[Document passage Boundary: Start]
Interface TokenStream

All Known Implementing Classes:
AiServiceTokenStream

public interface TokenStream
Represents a token stream from the model to which you can subscribe and receive updates when a new partial response (usually a single token) is available, when the model finishes streaming, or when an error occurs during streaming. It is intended to be used as a return type in AI Service.
  • Method Details

    • onPartialResponse

      TokenStream onPartialResponse(Consumer<String> partialResponseHandler)
      The provided consumer will be invoked every time a new partial textual response (usually a single token) from a language model is available.
      Parameters:
      partialResponseHandler - lambda that will be invoked when a model generates a new partial textual response
      Returns:
      token stream instance used to configure or start stream processing
    • onPartialThinking

      @Experimental default TokenStream onPartialThinking(Consumer<PartialThinking> partialThinkingHandler)
      The provided consumer will be invoked every time a new partial thinking/reasoning text (usually a single token) from a language model is available.
      Parameters:
      partialThinkingHandler - lambda that will be invoked when a model generates a new partial thinking/reasoning text
      Returns:
      token stream instance used to configure or start stream processing
      Since:
      1.2.0
    • onRetrieved

      TokenStream onRetrieved(Consumer<List<Content>> contentHandler)
      The provided consumer will be invoked if any Contents are retrieved using RetrievalAugmentor.
[Document passage Boundary: End]
[Dataset records Boundary: Start]
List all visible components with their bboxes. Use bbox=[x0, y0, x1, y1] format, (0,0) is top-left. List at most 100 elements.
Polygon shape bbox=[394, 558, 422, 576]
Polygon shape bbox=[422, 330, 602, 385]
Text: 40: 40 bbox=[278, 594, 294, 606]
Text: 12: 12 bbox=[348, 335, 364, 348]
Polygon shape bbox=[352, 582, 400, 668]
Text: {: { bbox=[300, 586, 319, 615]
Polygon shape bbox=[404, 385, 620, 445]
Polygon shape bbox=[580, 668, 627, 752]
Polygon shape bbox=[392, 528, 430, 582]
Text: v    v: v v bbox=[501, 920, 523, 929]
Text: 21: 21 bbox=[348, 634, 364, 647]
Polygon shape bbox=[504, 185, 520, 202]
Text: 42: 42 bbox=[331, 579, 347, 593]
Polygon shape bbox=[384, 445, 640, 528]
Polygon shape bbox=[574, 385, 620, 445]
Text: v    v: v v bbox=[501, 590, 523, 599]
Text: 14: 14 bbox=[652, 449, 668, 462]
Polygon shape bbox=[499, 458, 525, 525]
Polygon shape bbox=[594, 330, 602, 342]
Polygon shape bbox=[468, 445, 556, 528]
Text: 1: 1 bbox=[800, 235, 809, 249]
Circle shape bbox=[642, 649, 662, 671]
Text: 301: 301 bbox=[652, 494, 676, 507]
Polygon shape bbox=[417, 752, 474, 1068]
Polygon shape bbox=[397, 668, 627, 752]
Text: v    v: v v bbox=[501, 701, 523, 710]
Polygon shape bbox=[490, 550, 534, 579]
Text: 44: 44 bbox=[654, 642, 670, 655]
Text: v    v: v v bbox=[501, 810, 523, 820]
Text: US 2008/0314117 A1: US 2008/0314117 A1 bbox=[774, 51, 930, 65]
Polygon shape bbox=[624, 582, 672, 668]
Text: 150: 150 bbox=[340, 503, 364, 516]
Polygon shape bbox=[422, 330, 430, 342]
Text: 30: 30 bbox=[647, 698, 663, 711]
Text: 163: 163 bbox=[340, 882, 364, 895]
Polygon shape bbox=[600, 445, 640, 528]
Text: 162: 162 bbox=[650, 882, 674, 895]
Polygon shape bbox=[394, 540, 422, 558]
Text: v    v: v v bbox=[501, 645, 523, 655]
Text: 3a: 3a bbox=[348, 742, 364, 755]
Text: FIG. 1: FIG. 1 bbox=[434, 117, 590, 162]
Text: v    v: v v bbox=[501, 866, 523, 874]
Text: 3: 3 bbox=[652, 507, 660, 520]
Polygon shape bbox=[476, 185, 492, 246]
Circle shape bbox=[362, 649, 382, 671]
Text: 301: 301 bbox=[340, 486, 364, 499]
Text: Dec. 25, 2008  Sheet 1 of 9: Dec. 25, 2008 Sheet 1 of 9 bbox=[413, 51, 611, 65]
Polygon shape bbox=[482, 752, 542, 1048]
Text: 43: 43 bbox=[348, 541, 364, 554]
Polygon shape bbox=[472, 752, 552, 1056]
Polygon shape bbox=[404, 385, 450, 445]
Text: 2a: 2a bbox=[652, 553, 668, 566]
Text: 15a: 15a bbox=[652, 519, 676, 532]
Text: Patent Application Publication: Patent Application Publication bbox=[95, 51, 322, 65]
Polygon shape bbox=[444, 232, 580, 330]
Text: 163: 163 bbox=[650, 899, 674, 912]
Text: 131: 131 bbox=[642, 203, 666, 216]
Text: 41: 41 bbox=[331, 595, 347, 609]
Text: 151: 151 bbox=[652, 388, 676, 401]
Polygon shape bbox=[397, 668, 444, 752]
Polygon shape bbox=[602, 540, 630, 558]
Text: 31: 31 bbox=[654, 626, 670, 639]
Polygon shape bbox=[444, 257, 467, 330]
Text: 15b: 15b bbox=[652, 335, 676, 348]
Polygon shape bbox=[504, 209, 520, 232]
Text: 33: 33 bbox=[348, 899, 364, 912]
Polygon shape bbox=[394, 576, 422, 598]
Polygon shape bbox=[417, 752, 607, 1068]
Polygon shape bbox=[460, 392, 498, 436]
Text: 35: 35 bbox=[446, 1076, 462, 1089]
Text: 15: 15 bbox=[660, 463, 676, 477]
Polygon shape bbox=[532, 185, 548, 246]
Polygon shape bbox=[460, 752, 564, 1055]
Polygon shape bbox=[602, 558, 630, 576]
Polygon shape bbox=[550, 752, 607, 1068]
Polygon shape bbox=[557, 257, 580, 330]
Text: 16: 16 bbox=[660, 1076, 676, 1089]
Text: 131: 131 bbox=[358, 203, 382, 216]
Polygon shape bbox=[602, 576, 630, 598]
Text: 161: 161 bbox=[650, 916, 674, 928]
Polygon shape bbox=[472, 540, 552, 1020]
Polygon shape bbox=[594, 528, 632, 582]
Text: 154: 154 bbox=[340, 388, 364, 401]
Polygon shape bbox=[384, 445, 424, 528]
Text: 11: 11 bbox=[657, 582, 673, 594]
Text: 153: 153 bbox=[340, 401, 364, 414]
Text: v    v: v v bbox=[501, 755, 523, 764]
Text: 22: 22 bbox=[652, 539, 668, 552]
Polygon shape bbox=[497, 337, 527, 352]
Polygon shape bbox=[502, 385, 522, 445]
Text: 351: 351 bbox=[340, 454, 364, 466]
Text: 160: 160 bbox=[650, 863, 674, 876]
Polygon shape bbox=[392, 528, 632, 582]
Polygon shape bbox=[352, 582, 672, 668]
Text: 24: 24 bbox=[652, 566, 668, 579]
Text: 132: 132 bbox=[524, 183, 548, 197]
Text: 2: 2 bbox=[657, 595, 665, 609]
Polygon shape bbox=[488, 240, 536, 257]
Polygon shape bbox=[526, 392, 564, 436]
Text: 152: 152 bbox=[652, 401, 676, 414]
[Dataset records Boundary: End]
**Work order 1:**
From the TokenStream documentation, repeat the passage that begins with the words "TokenStream onRetrie" and ends after the words "retrieved using RetrievalAugmentor.".
**Work order 2:**
Carry on the TokenStream interface documentation from the point where it stops.

**Exercise response 1:**
TokenStream onRetrieved(Consumer<List<Content>> contentHandler)
      The provided consumer will be invoked if any Contents are retrieved using RetrievalAugmentor.

**Exercise response 2:**
      The invocation happens before any call is made to the language model.

      Parameters:
      contentHandler - lambda that consumes all retrieved contents
      Returns:
      token stream instance used to configure or start stream processing
    • onIntermediateResponse

      default TokenStream onIntermediateResponse(Consumer<ChatResponse> intermediateResponseHandler)
      The provided consumer will be invoked when a language model finishes streaming the intermediate chat response, as opposed to the final response (see onCompleteResponse(Consumer)). Intermediate chat responses contain ToolExecutionRequests, AI service will execute them after returning from this consumer.
      Parameters:
      intermediateResponseHandler - lambda that consumes intermediate chat responses
      Returns:
      token stream instance used to configure or start stream processing
      Since:
      1.2.0
      See Also:
    • beforeToolExecution

      default TokenStream beforeToolExecution(Consumer<BeforeToolExecution> beforeToolExecutionHandler)
      The provided consumer will be invoked right before a tool is executed.
      Parameters:
      beforeToolExecutionHandler - lambda that consumes BeforeToolExecution
      Returns:
      token stream instance used to configure or start stream processing
      Since:
      1.2.0
    • onToolExecuted

      TokenStream onToolExecuted(Consumer<ToolExecution> toolExecuteHandler)
      The provided consumer will be invoked right after a tool is executed.

      The invocation happens after the tool method has finished and before any other tool is executed.

      Parameters:
      toolExecuteHandler - lambda that consumes ToolExecution
      Returns:
      token stream instance used to configure or start stream processing
    • onCompleteResponse

      TokenStream onCompleteResponse(Consumer<ChatResponse> completeResponseHandler)
      The provided consumer will be invoked when a language model finishes streaming the final chat response, as opposed to the intermediate response (see onIntermediateResponse(Consumer)).

      Please note that ChatResponse.tokenUsage() contains aggregate token usage across all calls to the LLM. It is a sum of ChatResponse.tokenUsage()s of all intermediate responses (onIntermediateResponse(Consumer)).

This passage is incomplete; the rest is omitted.